**Problem description**:
Exactly and only the lines from the one containing "Read out every word on this page." through the close of the entries below are to be set down.

--- START ---

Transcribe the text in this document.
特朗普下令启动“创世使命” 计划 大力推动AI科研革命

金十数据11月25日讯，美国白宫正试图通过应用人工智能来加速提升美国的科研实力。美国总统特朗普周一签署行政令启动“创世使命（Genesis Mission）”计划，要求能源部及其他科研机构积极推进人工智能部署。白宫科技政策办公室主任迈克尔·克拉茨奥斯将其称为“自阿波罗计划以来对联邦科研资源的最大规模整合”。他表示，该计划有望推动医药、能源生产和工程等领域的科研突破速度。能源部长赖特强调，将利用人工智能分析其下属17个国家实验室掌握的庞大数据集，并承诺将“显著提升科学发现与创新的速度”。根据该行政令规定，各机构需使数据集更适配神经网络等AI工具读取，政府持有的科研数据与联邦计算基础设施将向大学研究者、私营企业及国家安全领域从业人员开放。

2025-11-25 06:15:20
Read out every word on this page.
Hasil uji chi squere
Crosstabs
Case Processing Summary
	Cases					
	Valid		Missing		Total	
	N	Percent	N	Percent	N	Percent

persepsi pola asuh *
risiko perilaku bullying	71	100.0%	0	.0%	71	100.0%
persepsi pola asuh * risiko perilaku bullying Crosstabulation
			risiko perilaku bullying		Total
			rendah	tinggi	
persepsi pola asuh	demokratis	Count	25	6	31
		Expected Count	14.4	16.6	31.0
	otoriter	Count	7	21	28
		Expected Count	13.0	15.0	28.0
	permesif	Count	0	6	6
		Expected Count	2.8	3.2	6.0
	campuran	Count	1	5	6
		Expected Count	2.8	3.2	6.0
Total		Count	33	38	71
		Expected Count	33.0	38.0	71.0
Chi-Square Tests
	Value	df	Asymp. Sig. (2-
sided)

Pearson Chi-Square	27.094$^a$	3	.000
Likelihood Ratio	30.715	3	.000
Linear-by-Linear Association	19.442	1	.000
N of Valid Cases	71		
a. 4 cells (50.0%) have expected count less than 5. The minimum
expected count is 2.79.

--- END ---

**Worked solution**:
Read out every word on this page.
Hasil uji chi squere
Crosstabs
Case Processing Summary
	Cases					
	Valid		Missing		Total	
	N	Percent	N	Percent	N	Percent

persepsi pola asuh *
risiko perilaku bullying	71	100.0%	0	.0%	71	100.0%
persepsi pola asuh * risiko perilaku bullying Crosstabulation
			risiko perilaku bullying		Total
			rendah	tinggi	
persepsi pola asuh	demokratis	Count	25	6	31
		Expected Count	14.4	16.6	31.0
	otoriter	Count	7	21	28
		Expected Count	13.0	15.0	28.0
	permesif	Count	0	6	6
		Expected Count	2.8	3.2	6.0
	campuran	Count	1	5	6
		Expected Count	2.8	3.2	6.0
Total		Count	33	38	71
		Expected Count	33.0	38.0	71.0
Chi-Square Tests
	Value	df	Asymp. Sig. (2-
sided)

Pearson Chi-Square	27.094$^a$	3	.000
Likelihood Ratio	30.715	3	.000
Linear-by-Linear Association	19.442	1	.000
N of Valid Cases	71		
a. 4 cells (50.0%) have expected count less than 5. The minimum
expected count is 2.79.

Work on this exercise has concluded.